**Goal**
Scan the data for "avec" and copy the lines it appears in.

**Material for the task**
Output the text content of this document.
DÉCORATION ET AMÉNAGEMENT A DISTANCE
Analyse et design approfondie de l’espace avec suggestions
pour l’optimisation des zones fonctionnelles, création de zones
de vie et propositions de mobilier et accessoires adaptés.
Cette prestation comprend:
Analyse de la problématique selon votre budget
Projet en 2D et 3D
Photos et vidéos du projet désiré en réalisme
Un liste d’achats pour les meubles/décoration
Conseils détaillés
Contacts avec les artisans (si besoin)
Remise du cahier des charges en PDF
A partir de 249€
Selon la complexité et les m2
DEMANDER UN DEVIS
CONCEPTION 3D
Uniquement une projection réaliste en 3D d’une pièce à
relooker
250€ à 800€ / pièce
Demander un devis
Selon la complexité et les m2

**Solution to the exercise**
Analyse et design approfondie de l’espace avec suggestions
Contacts avec les artisans (si besoin)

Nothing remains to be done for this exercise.